# START OF Provided data

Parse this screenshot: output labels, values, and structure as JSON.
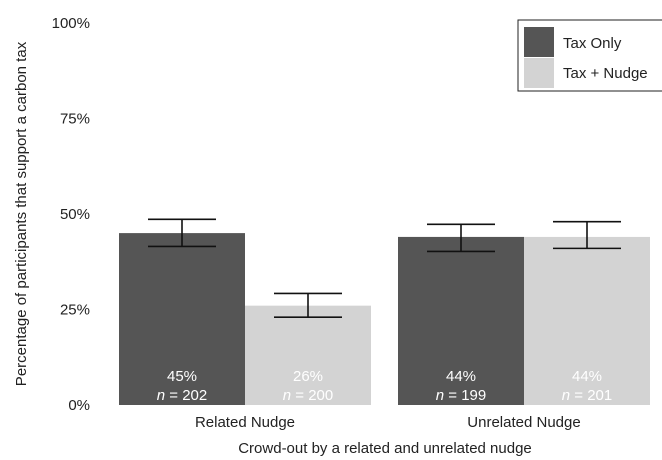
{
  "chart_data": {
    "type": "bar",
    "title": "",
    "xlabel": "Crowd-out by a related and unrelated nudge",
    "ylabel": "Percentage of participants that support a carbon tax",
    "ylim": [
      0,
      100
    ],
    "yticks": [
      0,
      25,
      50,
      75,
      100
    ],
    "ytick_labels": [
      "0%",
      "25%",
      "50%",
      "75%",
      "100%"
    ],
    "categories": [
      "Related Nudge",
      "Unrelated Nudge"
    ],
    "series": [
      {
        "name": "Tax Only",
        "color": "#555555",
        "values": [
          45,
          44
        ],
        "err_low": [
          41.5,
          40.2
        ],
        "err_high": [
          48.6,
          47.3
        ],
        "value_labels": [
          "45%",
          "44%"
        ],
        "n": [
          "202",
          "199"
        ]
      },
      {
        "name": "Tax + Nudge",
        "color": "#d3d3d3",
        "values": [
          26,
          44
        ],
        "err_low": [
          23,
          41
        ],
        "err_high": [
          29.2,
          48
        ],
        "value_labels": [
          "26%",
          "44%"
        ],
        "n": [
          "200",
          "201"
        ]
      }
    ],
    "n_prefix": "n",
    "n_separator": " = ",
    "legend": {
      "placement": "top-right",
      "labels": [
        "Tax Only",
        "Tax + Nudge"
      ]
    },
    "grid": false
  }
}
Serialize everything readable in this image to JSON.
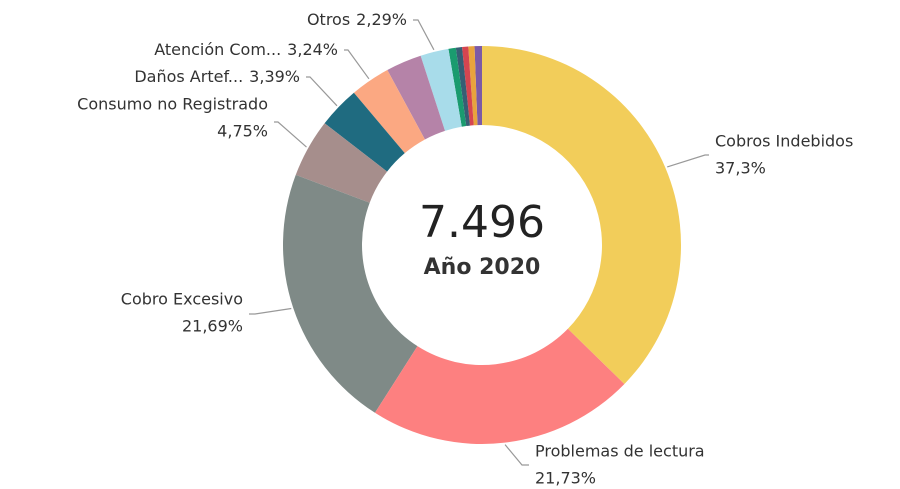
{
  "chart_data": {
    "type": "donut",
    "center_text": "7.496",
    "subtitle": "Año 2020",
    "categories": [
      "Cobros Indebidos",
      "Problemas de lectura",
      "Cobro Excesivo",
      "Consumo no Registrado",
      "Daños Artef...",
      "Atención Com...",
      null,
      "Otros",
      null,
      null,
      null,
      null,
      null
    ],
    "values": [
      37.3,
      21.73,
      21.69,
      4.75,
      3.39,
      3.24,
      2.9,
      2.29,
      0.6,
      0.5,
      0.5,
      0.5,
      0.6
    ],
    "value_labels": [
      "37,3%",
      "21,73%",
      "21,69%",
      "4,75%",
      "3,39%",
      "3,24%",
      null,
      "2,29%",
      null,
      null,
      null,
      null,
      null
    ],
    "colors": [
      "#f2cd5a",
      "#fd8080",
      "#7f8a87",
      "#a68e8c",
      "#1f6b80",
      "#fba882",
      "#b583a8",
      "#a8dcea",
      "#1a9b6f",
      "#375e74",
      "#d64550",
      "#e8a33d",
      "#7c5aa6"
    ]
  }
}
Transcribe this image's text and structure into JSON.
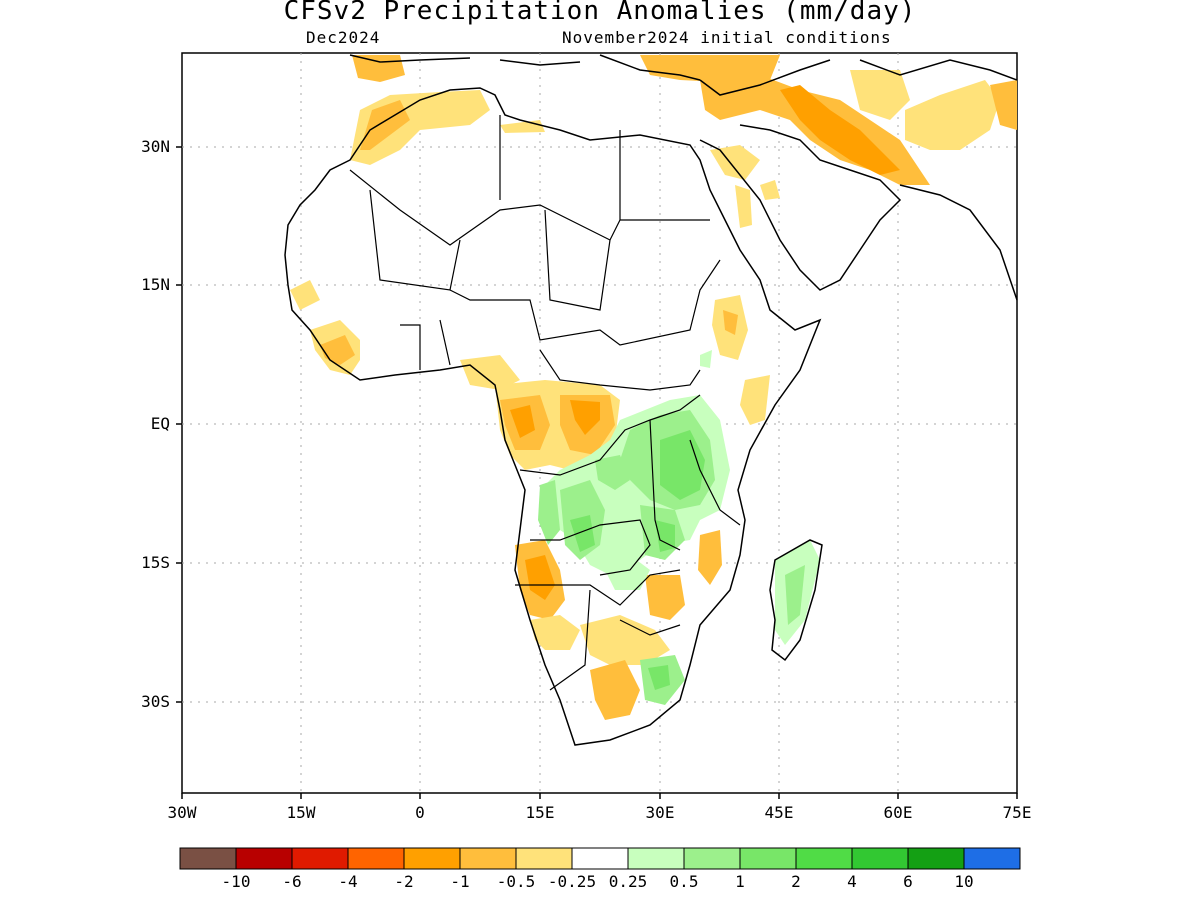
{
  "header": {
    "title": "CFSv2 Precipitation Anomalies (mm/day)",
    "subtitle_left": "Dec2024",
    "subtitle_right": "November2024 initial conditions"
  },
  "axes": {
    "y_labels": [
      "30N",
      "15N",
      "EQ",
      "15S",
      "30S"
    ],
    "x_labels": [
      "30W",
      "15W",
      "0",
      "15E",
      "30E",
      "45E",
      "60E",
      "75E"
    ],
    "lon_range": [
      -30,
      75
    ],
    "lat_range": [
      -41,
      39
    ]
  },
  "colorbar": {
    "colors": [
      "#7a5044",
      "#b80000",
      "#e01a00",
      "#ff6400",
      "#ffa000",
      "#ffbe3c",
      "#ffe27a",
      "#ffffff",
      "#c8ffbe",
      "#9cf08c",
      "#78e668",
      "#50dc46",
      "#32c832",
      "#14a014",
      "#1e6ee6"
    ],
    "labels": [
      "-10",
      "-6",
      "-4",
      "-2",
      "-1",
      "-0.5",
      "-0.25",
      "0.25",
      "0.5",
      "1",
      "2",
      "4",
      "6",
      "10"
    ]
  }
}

# END OF Provided data

**Task requirements:**
Transcribe every entry word for word, but omit the pictures.

**Answer in full:**
Parse this screenshot: output labels, values, and structure as JSON.
{
  "chart_data": {
    "type": "bar",
    "title": "",
    "xlabel": "Crowd-out by a related and unrelated nudge",
    "ylabel": "Percentage of participants that support a carbon tax",
    "ylim": [
      0,
      100
    ],
    "yticks": [
      0,
      25,
      50,
      75,
      100
    ],
    "ytick_labels": [
      "0%",
      "25%",
      "50%",
      "75%",
      "100%"
    ],
    "categories": [
      "Related Nudge",
      "Unrelated Nudge"
    ],
    "series": [
      {
        "name": "Tax Only",
        "color": "#555555",
        "values": [
          45,
          44
        ],
        "err_low": [
          41.5,
          40.2
        ],
        "err_high": [
          48.6,
          47.3
        ],
        "value_labels": [
          "45%",
          "44%"
        ],
        "n": [
          "202",
          "199"
        ]
      },
      {
        "name": "Tax + Nudge",
        "color": "#d3d3d3",
        "values": [
          26,
          44
        ],
        "err_low": [
          23,
          41
        ],
        "err_high": [
          29.2,
          48
        ],
        "value_labels": [
          "26%",
          "44%"
        ],
        "n": [
          "200",
          "201"
        ]
      }
    ],
    "n_prefix": "n",
    "n_separator": " = ",
    "legend": {
      "placement": "top-right",
      "labels": [
        "Tax Only",
        "Tax + Nudge"
      ]
    },
    "grid": false
  }
}
Serialize everything readable in this image to JSON.
{
  "chart_data": {
    "type": "donut",
    "center_text": "7.496",
    "subtitle": "Año 2020",
    "categories": [
      "Cobros Indebidos",
      "Problemas de lectura",
      "Cobro Excesivo",
      "Consumo no Registrado",
      "Daños Artef...",
      "Atención Com...",
      null,
      "Otros",
      null,
      null,
      null,
      null,
      null
    ],
    "values": [
      37.3,
      21.73,
      21.69,
      4.75,
      3.39,
      3.24,
      2.9,
      2.29,
      0.6,
      0.5,
      0.5,
      0.5,
      0.6
    ],
    "value_labels": [
      "37,3%",
      "21,73%",
      "21,69%",
      "4,75%",
      "3,39%",
      "3,24%",
      null,
      "2,29%",
      null,
      null,
      null,
      null,
      null
    ],
    "colors": [
      "#f2cd5a",
      "#fd8080",
      "#7f8a87",
      "#a68e8c",
      "#1f6b80",
      "#fba882",
      "#b583a8",
      "#a8dcea",
      "#1a9b6f",
      "#375e74",
      "#d64550",
      "#e8a33d",
      "#7c5aa6"
    ]
  }
}
Transcribe this image's text and structure into JSON.
{
  "header": {
    "title": "CFSv2 Precipitation Anomalies (mm/day)",
    "subtitle_left": "Dec2024",
    "subtitle_right": "November2024 initial conditions"
  },
  "axes": {
    "y_labels": [
      "30N",
      "15N",
      "EQ",
      "15S",
      "30S"
    ],
    "x_labels": [
      "30W",
      "15W",
      "0",
      "15E",
      "30E",
      "45E",
      "60E",
      "75E"
    ],
    "lon_range": [
      -30,
      75
    ],
    "lat_range": [
      -41,
      39
    ]
  },
  "colorbar": {
    "colors": [
      "#7a5044",
      "#b80000",
      "#e01a00",
      "#ff6400",
      "#ffa000",
      "#ffbe3c",
      "#ffe27a",
      "#ffffff",
      "#c8ffbe",
      "#9cf08c",
      "#78e668",
      "#50dc46",
      "#32c832",
      "#14a014",
      "#1e6ee6"
    ],
    "labels": [
      "-10",
      "-6",
      "-4",
      "-2",
      "-1",
      "-0.5",
      "-0.25",
      "0.25",
      "0.5",
      "1",
      "2",
      "4",
      "6",
      "10"
    ]
  }
}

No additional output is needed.